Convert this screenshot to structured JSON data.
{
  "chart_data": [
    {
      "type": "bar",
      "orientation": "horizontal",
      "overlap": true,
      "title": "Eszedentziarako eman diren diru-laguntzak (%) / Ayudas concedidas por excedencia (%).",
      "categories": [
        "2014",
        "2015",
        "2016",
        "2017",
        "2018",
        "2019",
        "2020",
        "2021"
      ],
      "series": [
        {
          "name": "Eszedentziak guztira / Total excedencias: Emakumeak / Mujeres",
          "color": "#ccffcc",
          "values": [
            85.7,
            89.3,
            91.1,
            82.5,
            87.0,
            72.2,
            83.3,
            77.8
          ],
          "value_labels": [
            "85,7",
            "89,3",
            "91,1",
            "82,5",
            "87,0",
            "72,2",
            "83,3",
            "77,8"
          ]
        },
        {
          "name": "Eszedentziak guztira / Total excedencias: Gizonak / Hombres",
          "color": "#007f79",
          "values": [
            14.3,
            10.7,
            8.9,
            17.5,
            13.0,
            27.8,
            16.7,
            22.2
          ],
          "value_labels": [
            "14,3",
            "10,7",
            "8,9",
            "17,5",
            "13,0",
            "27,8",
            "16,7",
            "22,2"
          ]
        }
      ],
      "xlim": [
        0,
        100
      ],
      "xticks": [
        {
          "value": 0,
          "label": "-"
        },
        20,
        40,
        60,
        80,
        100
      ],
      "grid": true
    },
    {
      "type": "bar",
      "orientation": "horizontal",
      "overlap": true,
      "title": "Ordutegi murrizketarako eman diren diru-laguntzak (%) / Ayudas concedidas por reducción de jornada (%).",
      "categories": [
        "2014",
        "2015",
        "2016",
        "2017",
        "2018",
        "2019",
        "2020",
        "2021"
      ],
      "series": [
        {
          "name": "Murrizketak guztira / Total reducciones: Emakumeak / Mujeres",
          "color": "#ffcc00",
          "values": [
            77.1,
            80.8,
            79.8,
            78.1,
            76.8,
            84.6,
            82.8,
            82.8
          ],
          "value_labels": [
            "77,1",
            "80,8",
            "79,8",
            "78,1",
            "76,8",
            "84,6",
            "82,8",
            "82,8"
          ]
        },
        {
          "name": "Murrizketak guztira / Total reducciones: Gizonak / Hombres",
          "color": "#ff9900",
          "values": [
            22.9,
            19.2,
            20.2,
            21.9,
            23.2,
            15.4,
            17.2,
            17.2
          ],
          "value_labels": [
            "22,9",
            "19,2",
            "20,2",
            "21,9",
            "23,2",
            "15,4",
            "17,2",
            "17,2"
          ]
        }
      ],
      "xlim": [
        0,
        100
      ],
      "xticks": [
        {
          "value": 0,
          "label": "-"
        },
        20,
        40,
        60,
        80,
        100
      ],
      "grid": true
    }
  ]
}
________________________________________
Directive: Gather all lines from the listing above in which "Hombres" occurs.

Finished answer:
          "name": "Eszedentziak guztira / Total excedencias: Gizonak / Hombres",
          "name": "Murrizketak guztira / Total reducciones: Gizonak / Hombres",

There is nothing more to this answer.